--- What the exercise asks ---
Reproduce the listing below character for character; drop every image.

━━━ Exercise data

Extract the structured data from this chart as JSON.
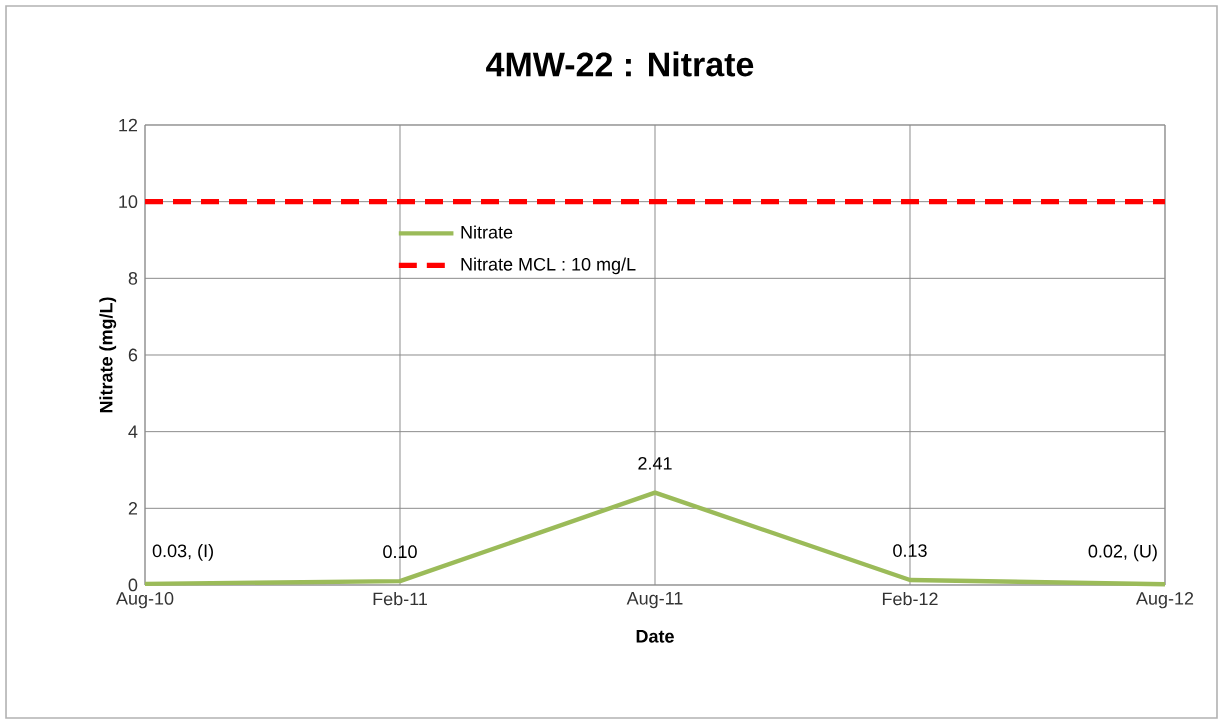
{
  "chart_data": {
    "type": "line",
    "title": "4MW-22 : Nitrate",
    "xlabel": "Date",
    "ylabel": "Nitrate (mg/L)",
    "categories": [
      "Aug-10",
      "Feb-11",
      "Aug-11",
      "Feb-12",
      "Aug-12"
    ],
    "series": [
      {
        "name": "Nitrate",
        "color": "#9bbb59",
        "values": [
          0.03,
          0.1,
          2.41,
          0.13,
          0.02
        ],
        "value_labels": [
          "0.03, (I)",
          "0.10",
          "2.41",
          "0.13",
          "0.02, (U)"
        ],
        "line_style": "solid"
      },
      {
        "name": "Nitrate MCL : 10 mg/L",
        "color": "#ff0000",
        "values": [
          10,
          10,
          10,
          10,
          10
        ],
        "line_style": "dashed"
      }
    ],
    "ylim": [
      0,
      12
    ],
    "yticks": [
      0,
      2,
      4,
      6,
      8,
      10,
      12
    ],
    "grid": true,
    "legend": "top left",
    "marker": "none"
  }
}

━━━━━━

--- Answer to this task ---
Extract the structured data from this chart as JSON.
{
  "chart_data": {
    "type": "line",
    "title": "4MW-22 : Nitrate",
    "xlabel": "Date",
    "ylabel": "Nitrate (mg/L)",
    "categories": [
      "Aug-10",
      "Feb-11",
      "Aug-11",
      "Feb-12",
      "Aug-12"
    ],
    "series": [
      {
        "name": "Nitrate",
        "color": "#9bbb59",
        "values": [
          0.03,
          0.1,
          2.41,
          0.13,
          0.02
        ],
        "value_labels": [
          "0.03, (I)",
          "0.10",
          "2.41",
          "0.13",
          "0.02, (U)"
        ],
        "line_style": "solid"
      },
      {
        "name": "Nitrate MCL : 10 mg/L",
        "color": "#ff0000",
        "values": [
          10,
          10,
          10,
          10,
          10
        ],
        "line_style": "dashed"
      }
    ],
    "ylim": [
      0,
      12
    ],
    "yticks": [
      0,
      2,
      4,
      6,
      8,
      10,
      12
    ],
    "grid": true,
    "legend": "top left",
    "marker": "none"
  }
}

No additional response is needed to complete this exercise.